Exercise ▸
Only the number is wanted: how many lines contain the string "Plot"?

Input material ▸

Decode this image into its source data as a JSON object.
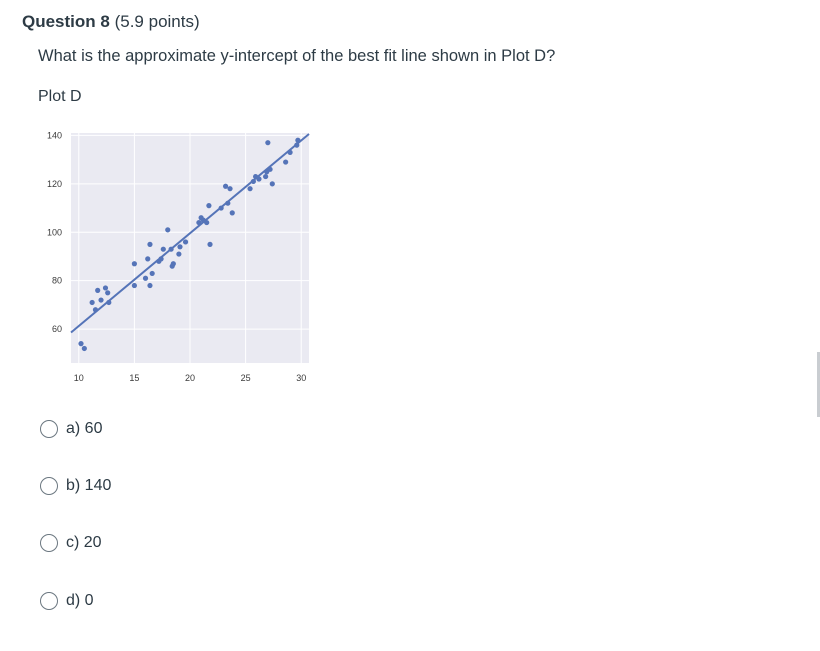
{
  "question": {
    "number_label": "Question 8",
    "points_label": "(5.9 points)",
    "prompt": "What is the approximate y-intercept of the best fit line shown in Plot D?",
    "plot_title": "Plot D"
  },
  "options": [
    {
      "label": "a) 60"
    },
    {
      "label": "b) 140"
    },
    {
      "label": "c) 20"
    },
    {
      "label": "d) 0"
    }
  ],
  "chart_data": {
    "type": "scatter",
    "title": "",
    "xlabel": "",
    "ylabel": "",
    "xlim": [
      9.3,
      30.7
    ],
    "ylim": [
      46,
      141
    ],
    "xticks": [
      10,
      15,
      20,
      25,
      30
    ],
    "yticks": [
      60,
      80,
      100,
      120,
      140
    ],
    "grid": true,
    "colors": {
      "point": "#5574b8",
      "line": "#5574b8",
      "background": "#eaeaf2",
      "grid": "#ffffff"
    },
    "points": [
      {
        "x": 10.2,
        "y": 54
      },
      {
        "x": 10.5,
        "y": 52
      },
      {
        "x": 11.2,
        "y": 71
      },
      {
        "x": 11.5,
        "y": 68
      },
      {
        "x": 11.7,
        "y": 76
      },
      {
        "x": 12.0,
        "y": 72
      },
      {
        "x": 12.4,
        "y": 77
      },
      {
        "x": 12.6,
        "y": 75
      },
      {
        "x": 12.7,
        "y": 71
      },
      {
        "x": 15.0,
        "y": 87
      },
      {
        "x": 15.0,
        "y": 78
      },
      {
        "x": 16.0,
        "y": 81
      },
      {
        "x": 16.2,
        "y": 89
      },
      {
        "x": 16.4,
        "y": 95
      },
      {
        "x": 16.4,
        "y": 78
      },
      {
        "x": 16.6,
        "y": 83
      },
      {
        "x": 17.2,
        "y": 88
      },
      {
        "x": 17.4,
        "y": 89
      },
      {
        "x": 17.6,
        "y": 93
      },
      {
        "x": 18.0,
        "y": 101
      },
      {
        "x": 18.3,
        "y": 93
      },
      {
        "x": 18.4,
        "y": 86
      },
      {
        "x": 18.5,
        "y": 87
      },
      {
        "x": 19.0,
        "y": 91
      },
      {
        "x": 19.1,
        "y": 94
      },
      {
        "x": 19.6,
        "y": 96
      },
      {
        "x": 20.8,
        "y": 104
      },
      {
        "x": 21.0,
        "y": 106
      },
      {
        "x": 21.2,
        "y": 105
      },
      {
        "x": 21.5,
        "y": 104
      },
      {
        "x": 21.7,
        "y": 111
      },
      {
        "x": 21.8,
        "y": 95
      },
      {
        "x": 22.8,
        "y": 110
      },
      {
        "x": 23.2,
        "y": 119
      },
      {
        "x": 23.4,
        "y": 112
      },
      {
        "x": 23.6,
        "y": 118
      },
      {
        "x": 23.8,
        "y": 108
      },
      {
        "x": 25.4,
        "y": 118
      },
      {
        "x": 25.7,
        "y": 121
      },
      {
        "x": 25.9,
        "y": 123
      },
      {
        "x": 26.2,
        "y": 122
      },
      {
        "x": 26.8,
        "y": 123
      },
      {
        "x": 26.9,
        "y": 125
      },
      {
        "x": 27.0,
        "y": 137
      },
      {
        "x": 27.2,
        "y": 126
      },
      {
        "x": 27.4,
        "y": 120
      },
      {
        "x": 28.6,
        "y": 129
      },
      {
        "x": 29.0,
        "y": 133
      },
      {
        "x": 29.6,
        "y": 136
      },
      {
        "x": 29.7,
        "y": 138
      }
    ],
    "fit_line": {
      "x": [
        9.3,
        30.7
      ],
      "y": [
        58.6,
        140.6
      ]
    }
  }
}
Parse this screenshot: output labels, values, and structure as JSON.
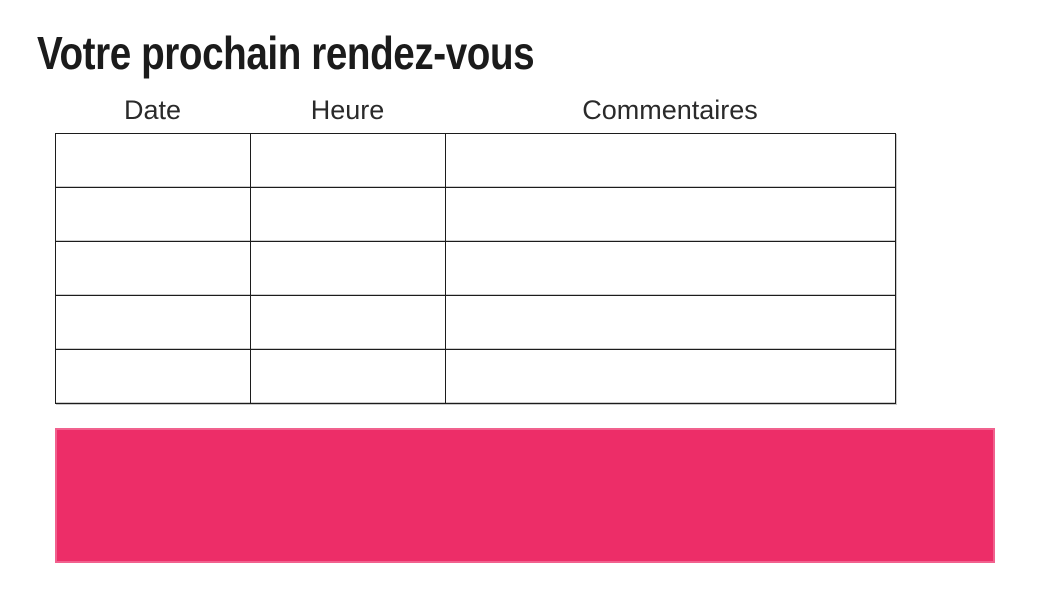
{
  "page": {
    "title": "Votre prochain rendez-vous"
  },
  "appointments_table": {
    "columns": [
      {
        "label": "Date"
      },
      {
        "label": "Heure"
      },
      {
        "label": "Commentaires"
      }
    ],
    "rows": [
      [
        "",
        "",
        ""
      ],
      [
        "",
        "",
        ""
      ],
      [
        "",
        "",
        ""
      ],
      [
        "",
        "",
        ""
      ],
      [
        "",
        "",
        ""
      ]
    ]
  },
  "banner": {
    "text": ""
  },
  "colors": {
    "accent_pink": "#ED2D68",
    "table_border": "#1C1C1C",
    "text": "#1B1B1B"
  }
}
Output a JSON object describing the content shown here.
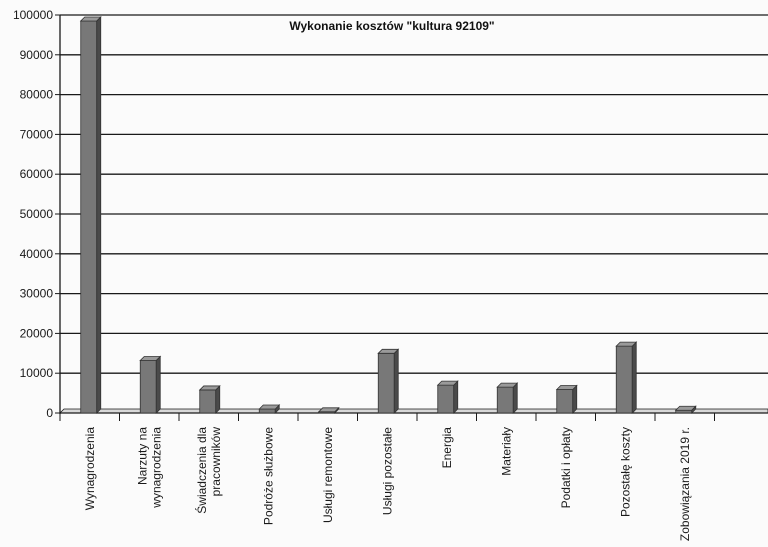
{
  "chart_data": {
    "type": "bar",
    "title": "Wykonanie kosztów \"kultura 92109\"",
    "xlabel": "",
    "ylabel": "",
    "ylim": [
      0,
      100000
    ],
    "yticks": [
      0,
      10000,
      20000,
      30000,
      40000,
      50000,
      60000,
      70000,
      80000,
      90000,
      100000
    ],
    "grid": true,
    "legend": "none",
    "categories": [
      [
        "Wynagrodzenia"
      ],
      [
        "Narzuty na",
        "wynagrodzenia"
      ],
      [
        "Świadczenia dla",
        "pracowników"
      ],
      [
        "Podróże służbowe"
      ],
      [
        "Usługi remontowe"
      ],
      [
        "Usługi pozostałe"
      ],
      [
        "Energia"
      ],
      [
        "Materiały"
      ],
      [
        "Podatki i opłaty"
      ],
      [
        "Pozostałę koszty"
      ],
      [
        "Zobowiązania 2019 r."
      ]
    ],
    "values": [
      98500,
      13200,
      5800,
      1000,
      300,
      15000,
      7000,
      6500,
      5900,
      16800,
      700
    ],
    "colors": {
      "bar": "#787878",
      "bar_light": "#9a9a9a",
      "bar_dark": "#4a4a4a",
      "grid": "#1a1a1a",
      "axis": "#1a1a1a"
    }
  }
}
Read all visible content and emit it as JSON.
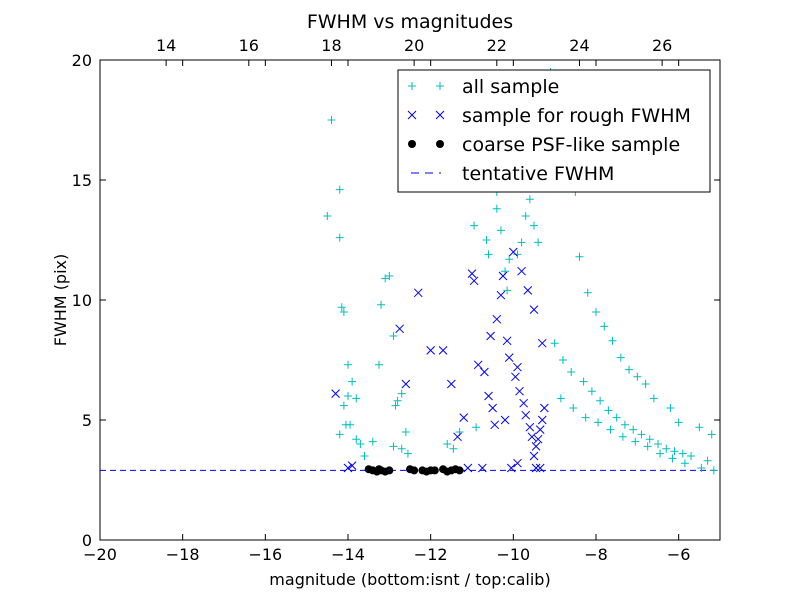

Solved problem ▸
2